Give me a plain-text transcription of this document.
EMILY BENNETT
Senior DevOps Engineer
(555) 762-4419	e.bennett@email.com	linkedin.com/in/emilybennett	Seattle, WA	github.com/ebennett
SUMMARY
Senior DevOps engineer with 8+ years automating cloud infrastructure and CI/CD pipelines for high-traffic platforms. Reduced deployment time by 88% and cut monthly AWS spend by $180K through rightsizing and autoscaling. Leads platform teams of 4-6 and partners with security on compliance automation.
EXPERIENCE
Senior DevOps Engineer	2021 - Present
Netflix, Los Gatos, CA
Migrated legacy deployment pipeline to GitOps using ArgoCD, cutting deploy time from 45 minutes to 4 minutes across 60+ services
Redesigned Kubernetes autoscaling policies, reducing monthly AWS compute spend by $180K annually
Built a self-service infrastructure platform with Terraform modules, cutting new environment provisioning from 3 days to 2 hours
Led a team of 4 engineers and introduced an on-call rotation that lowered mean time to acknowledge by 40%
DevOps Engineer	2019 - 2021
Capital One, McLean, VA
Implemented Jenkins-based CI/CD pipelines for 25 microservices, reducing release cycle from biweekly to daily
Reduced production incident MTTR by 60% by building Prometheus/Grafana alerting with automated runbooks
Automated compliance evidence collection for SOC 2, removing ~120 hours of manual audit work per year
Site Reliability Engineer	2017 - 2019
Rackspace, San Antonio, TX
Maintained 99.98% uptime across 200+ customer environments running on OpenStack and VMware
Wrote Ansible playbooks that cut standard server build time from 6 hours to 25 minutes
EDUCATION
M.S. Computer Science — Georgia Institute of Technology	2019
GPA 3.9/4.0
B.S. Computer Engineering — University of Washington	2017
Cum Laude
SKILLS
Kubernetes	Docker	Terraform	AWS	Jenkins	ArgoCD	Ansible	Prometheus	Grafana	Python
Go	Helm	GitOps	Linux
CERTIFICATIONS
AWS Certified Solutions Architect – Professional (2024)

WHAT IS BEING ASKED:
Count the lines in the entries that hold the word "ArgoCD", and give nothing but the total.

TASK ANSWER:
2